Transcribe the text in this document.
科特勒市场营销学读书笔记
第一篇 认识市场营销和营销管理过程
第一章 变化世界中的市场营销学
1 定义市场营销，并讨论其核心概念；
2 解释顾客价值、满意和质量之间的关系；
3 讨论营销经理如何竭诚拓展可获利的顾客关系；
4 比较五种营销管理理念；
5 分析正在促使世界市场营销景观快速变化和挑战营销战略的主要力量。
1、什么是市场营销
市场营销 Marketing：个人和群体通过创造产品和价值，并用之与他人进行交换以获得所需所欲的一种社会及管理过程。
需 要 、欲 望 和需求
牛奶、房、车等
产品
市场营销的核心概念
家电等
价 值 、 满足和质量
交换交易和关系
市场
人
...
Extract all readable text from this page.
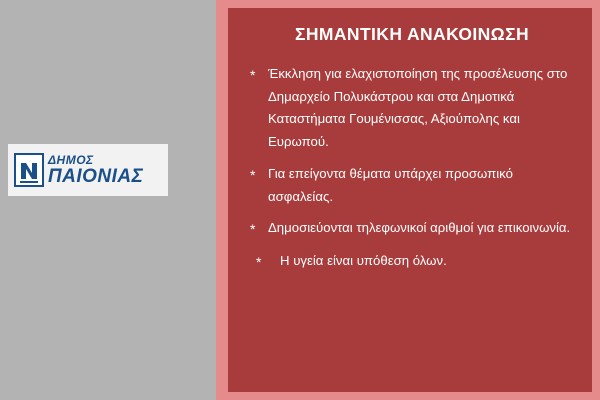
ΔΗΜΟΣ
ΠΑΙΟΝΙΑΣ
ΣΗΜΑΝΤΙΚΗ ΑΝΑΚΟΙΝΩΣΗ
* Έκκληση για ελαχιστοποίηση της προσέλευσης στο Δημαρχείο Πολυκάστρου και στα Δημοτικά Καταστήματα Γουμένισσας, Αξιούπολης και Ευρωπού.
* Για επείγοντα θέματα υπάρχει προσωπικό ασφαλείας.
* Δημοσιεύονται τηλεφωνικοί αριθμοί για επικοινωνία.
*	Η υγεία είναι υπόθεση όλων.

> [Your objective]:
Return each line in the records that holds the string "this".

> [Exercise response]:
Transcribe the text in this document.
Extract all readable text from this page.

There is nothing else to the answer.